=== Data provided ===
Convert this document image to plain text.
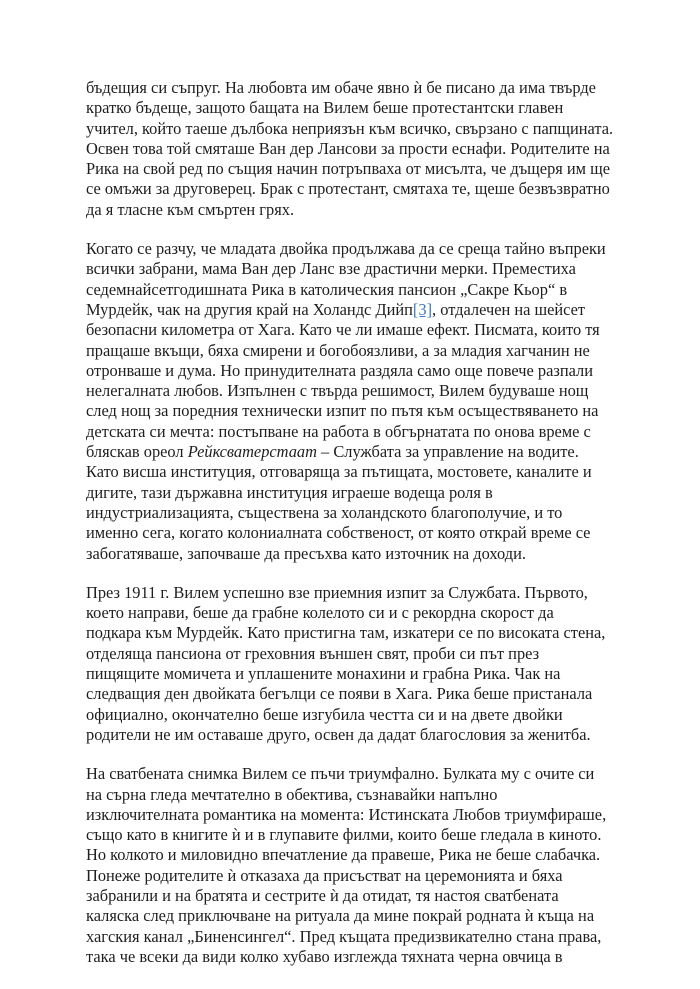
бъдещия си съпруг. На любовта им обаче явно ѝ бе писано да има твърде
кратко бъдеще, защото бащата на Вилем беше протестантски главен
учител, който таеше дълбока неприязън към всичко, свързано с папщината.
Освен това той смяташе Ван дер Лансови за прости еснафи. Родителите на
Рика на свой ред по същия начин потръпваха от мисълта, че дъщеря им ще
се омъжи за друговерец. Брак с протестант, смятаха те, щеше безвъзвратно
да я тласне към смъртен грях.

Когато се разчу, че младата двойка продължава да се среща тайно въпреки
всички забрани, мама Ван дер Ланс взе драстични мерки. Преместиха
седемнайсетгодишната Рика в католическия пансион „Сакре Кьор“ в
Мурдейк, чак на другия край на Холандс Дийп[3], отдалечен на шейсет
безопасни километра от Хага. Като че ли имаше ефект. Писмата, които тя
пращаше вкъщи, бяха смирени и богобоязливи, а за младия хагчанин не
отронваше и дума. Но принудителната раздяла само още повече разпали
нелегалната любов. Изпълнен с твърда решимост, Вилем будуваше нощ
след нощ за поредния технически изпит по пътя към осъществяването на
детската си мечта: постъпване на работа в обгърнатата по онова време с
бляскав ореол Рейксватерстаат – Службата за управление на водите.
Като висша институция, отговаряща за пътищата, мостовете, каналите и
дигите, тази държавна институция играеше водеща роля в
индустриализацията, съществена за холандското благополучие, и то
именно сега, когато колониалната собственост, от която открай време се
забогатяваше, започваше да пресъхва като източник на доходи.

През 1911 г. Вилем успешно взе приемния изпит за Службата. Първото,
което направи, беше да грабне колелото си и с рекордна скорост да
подкара към Мурдейк. Като пристигна там, изкатери се по високата стена,
отделяща пансиона от греховния външен свят, проби си път през
пищящите момичета и уплашените монахини и грабна Рика. Чак на
следващия ден двойката бегълци се появи в Хага. Рика беше пристанала
официално, окончателно беше изгубила честта си и на двете двойки
родители не им оставаше друго, освен да дадат благословия за женитба.

На сватбената снимка Вилем се пъчи триумфално. Булката му с очите си
на сърна гледа мечтателно в обектива, съзнавайки напълно
изключителната романтика на момента: Истинската Любов триумфираше,
също като в книгите ѝ и в глупавите филми, които беше гледала в киното.
Но колкото и миловидно впечатление да правеше, Рика не беше слабачка.
Понеже родителите ѝ отказаха да присъстват на церемонията и бяха
забранили и на братята и сестрите ѝ да отидат, тя настоя сватбената
каляска след приключване на ритуала да мине покрай родната ѝ къща на
хагския канал „Биненсингел“. Пред къщата предизвикателно стана права,
така че всеки да види колко хубаво изглежда тяхната черна овчица в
===
What is asked: Any pictures should be dropped; transcribe the rest of the records above exactly.

Final result:
Convert this document image to plain text.
бъдещия си съпруг. На любовта им обаче явно ѝ бе писано да има твърде
кратко бъдеще, защото бащата на Вилем беше протестантски главен
учител, който таеше дълбока неприязън към всичко, свързано с папщината.
Освен това той смяташе Ван дер Лансови за прости еснафи. Родителите на
Рика на свой ред по същия начин потръпваха от мисълта, че дъщеря им ще
се омъжи за друговерец. Брак с протестант, смятаха те, щеше безвъзвратно
да я тласне към смъртен грях.

Когато се разчу, че младата двойка продължава да се среща тайно въпреки
всички забрани, мама Ван дер Ланс взе драстични мерки. Преместиха
седемнайсетгодишната Рика в католическия пансион „Сакре Кьор“ в
Мурдейк, чак на другия край на Холандс Дийп[3], отдалечен на шейсет
безопасни километра от Хага. Като че ли имаше ефект. Писмата, които тя
пращаше вкъщи, бяха смирени и богобоязливи, а за младия хагчанин не
отронваше и дума. Но принудителната раздяла само още повече разпали
нелегалната любов. Изпълнен с твърда решимост, Вилем будуваше нощ
след нощ за поредния технически изпит по пътя към осъществяването на
детската си мечта: постъпване на работа в обгърнатата по онова време с
бляскав ореол Рейксватерстаат – Службата за управление на водите.
Като висша институция, отговаряща за пътищата, мостовете, каналите и
дигите, тази държавна институция играеше водеща роля в
индустриализацията, съществена за холандското благополучие, и то
именно сега, когато колониалната собственост, от която открай време се
забогатяваше, започваше да пресъхва като източник на доходи.

През 1911 г. Вилем успешно взе приемния изпит за Службата. Първото,
което направи, беше да грабне колелото си и с рекордна скорост да
подкара към Мурдейк. Като пристигна там, изкатери се по високата стена,
отделяща пансиона от греховния външен свят, проби си път през
пищящите момичета и уплашените монахини и грабна Рика. Чак на
следващия ден двойката бегълци се появи в Хага. Рика беше пристанала
официално, окончателно беше изгубила честта си и на двете двойки
родители не им оставаше друго, освен да дадат благословия за женитба.

На сватбената снимка Вилем се пъчи триумфално. Булката му с очите си
на сърна гледа мечтателно в обектива, съзнавайки напълно
изключителната романтика на момента: Истинската Любов триумфираше,
също като в книгите ѝ и в глупавите филми, които беше гледала в киното.
Но колкото и миловидно впечатление да правеше, Рика не беше слабачка.
Понеже родителите ѝ отказаха да присъстват на церемонията и бяха
забранили и на братята и сестрите ѝ да отидат, тя настоя сватбената
каляска след приключване на ритуала да мине покрай родната ѝ къща на
хагския канал „Биненсингел“. Пред къщата предизвикателно стана права,
така че всеки да види колко хубаво изглежда тяхната черна овчица в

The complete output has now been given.